#### [Directions]
Please find every line in the entries that contains the word "source" and copy each of those lines.

#### [Dataset rows]
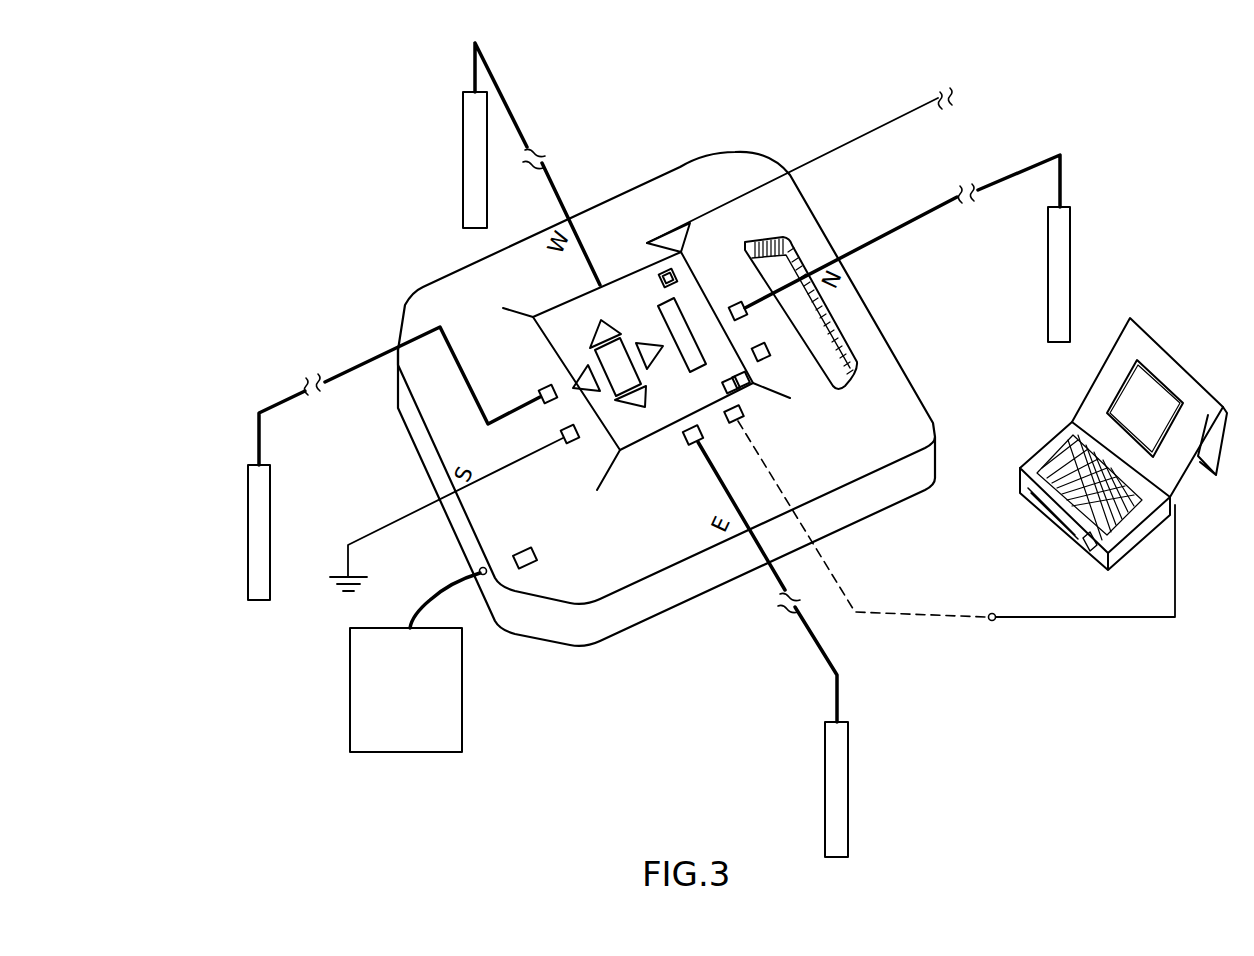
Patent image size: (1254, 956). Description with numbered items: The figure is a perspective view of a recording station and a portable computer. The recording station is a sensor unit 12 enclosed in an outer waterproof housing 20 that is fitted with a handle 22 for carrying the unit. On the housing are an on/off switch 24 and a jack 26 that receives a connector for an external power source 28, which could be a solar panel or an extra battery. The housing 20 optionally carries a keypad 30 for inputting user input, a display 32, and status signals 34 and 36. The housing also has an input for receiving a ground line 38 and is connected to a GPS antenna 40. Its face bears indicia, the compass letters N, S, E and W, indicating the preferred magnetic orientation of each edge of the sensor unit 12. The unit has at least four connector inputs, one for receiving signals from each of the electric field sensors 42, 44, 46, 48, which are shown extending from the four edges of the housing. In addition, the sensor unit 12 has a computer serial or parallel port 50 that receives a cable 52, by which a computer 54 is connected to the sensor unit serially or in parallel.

The sensor unit 12 is at (893, 503).
The outer waterproof housing 20 is at (920, 418).
The handle 22 is at (837, 362).
The on/off switch 24 is at (518, 547).
The jack 26 is at (486, 580).
The external power source 28 is at (462, 698).
The keypad 30 is at (617, 398).
The display 32 is at (678, 352).
The status signal 34 is at (750, 378).
The status signal 36 is at (683, 272).
The ground line 38 is at (421, 509).
The GPS antenna 40 is at (857, 141).
The electric field sensor 42 is at (849, 784).
The electric field sensor 44 is at (1071, 251).
The electric field sensor 46 is at (462, 158).
The electric field sensor 48 is at (271, 519).
The computer serial or parallel port 50 is at (748, 413).
The cable 52 is at (1114, 620).
The computer 54 is at (1156, 540).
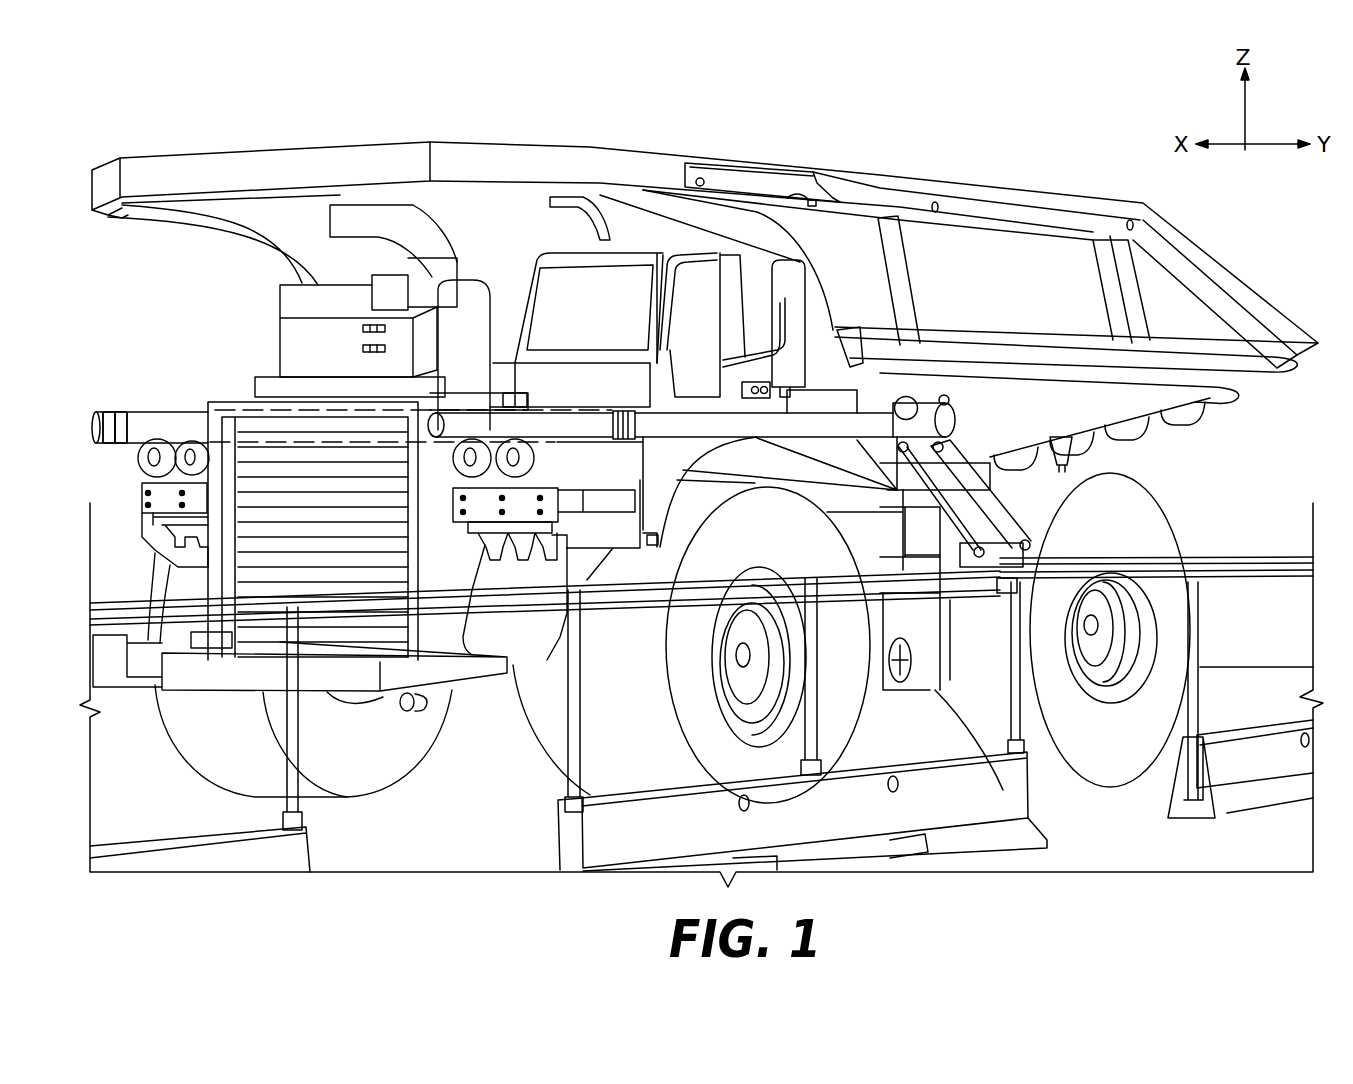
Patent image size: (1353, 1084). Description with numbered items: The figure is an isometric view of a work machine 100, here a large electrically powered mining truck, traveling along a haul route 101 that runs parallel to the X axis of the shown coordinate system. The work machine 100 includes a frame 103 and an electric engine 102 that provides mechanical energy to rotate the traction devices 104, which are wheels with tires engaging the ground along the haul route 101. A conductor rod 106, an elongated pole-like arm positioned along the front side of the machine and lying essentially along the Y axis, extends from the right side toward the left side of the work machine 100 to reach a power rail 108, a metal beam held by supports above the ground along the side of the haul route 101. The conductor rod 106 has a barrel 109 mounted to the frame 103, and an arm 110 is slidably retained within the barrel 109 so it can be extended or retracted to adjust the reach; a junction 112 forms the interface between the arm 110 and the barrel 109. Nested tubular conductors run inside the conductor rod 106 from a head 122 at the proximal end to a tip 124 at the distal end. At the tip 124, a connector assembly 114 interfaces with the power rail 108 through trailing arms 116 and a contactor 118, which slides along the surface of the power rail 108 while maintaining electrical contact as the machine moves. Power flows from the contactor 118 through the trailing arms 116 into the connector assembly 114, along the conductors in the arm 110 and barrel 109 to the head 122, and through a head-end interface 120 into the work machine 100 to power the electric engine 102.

The work machine 100 is at (795, 116).
The haul route 101 is at (434, 830).
The electric engine 102 is at (338, 540).
The frame 103 is at (748, 466).
The traction devices 104 is at (1137, 483).
The conductor rod 106 is at (148, 374).
The power rail 108 is at (916, 598).
The barrel 109 is at (485, 427).
The arm 110 is at (729, 432).
The junction 112 is at (627, 413).
The connector assembly 114 is at (958, 393).
The trailing arms 116 is at (997, 527).
The contactor 118 is at (1017, 553).
The head-end interface 120 is at (105, 415).
The head 122 is at (124, 437).
The tip 124 is at (885, 417).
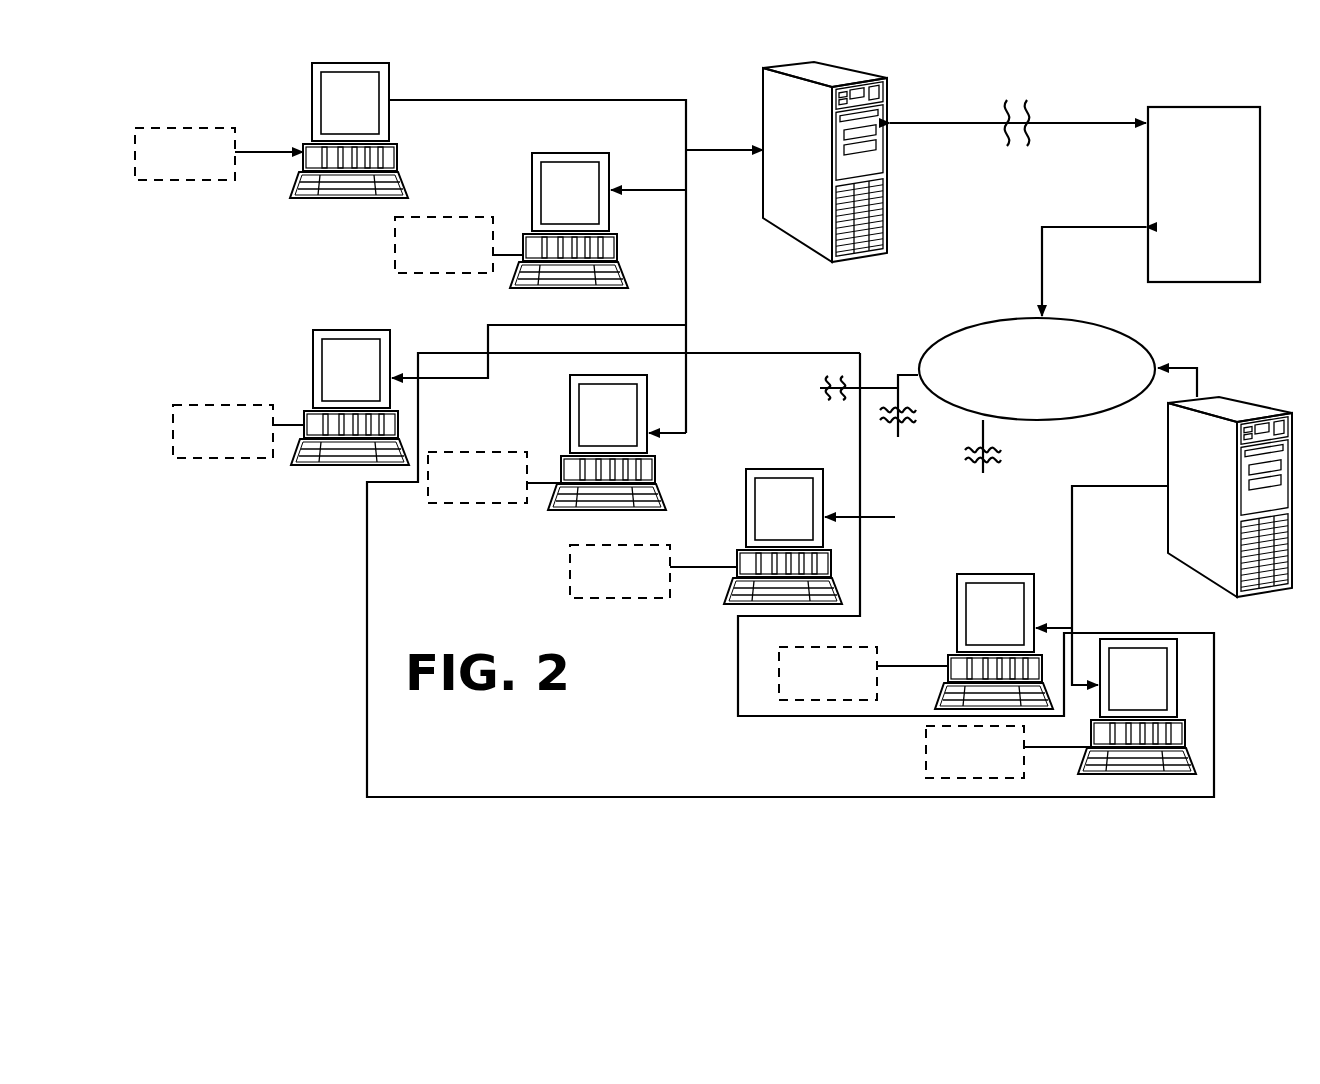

#### [Exercise response]
Patent image size: (1254, 956). Description with numbered items: The figure is a perspective view of a recording station and a portable computer. The recording station is a sensor unit 12 enclosed in an outer waterproof housing 20 that is fitted with a handle 22 for carrying the unit. On the housing are an on/off switch 24 and a jack 26 that receives a connector for an external power source 28, which could be a solar panel or an extra battery. The housing 20 optionally carries a keypad 30 for inputting user input, a display 32, and status signals 34 and 36. The housing also has an input for receiving a ground line 38 and is connected to a GPS antenna 40. Its face bears indicia, the compass letters N, S, E and W, indicating the preferred magnetic orientation of each edge of the sensor unit 12. The unit has at least four connector inputs, one for receiving signals from each of the electric field sensors 42, 44, 46, 48, which are shown extending from the four edges of the housing. In addition, the sensor unit 12 has a computer serial or parallel port 50 that receives a cable 52, by which a computer 54 is connected to the sensor unit serially or in parallel.
The external power source 28 is at (462, 698).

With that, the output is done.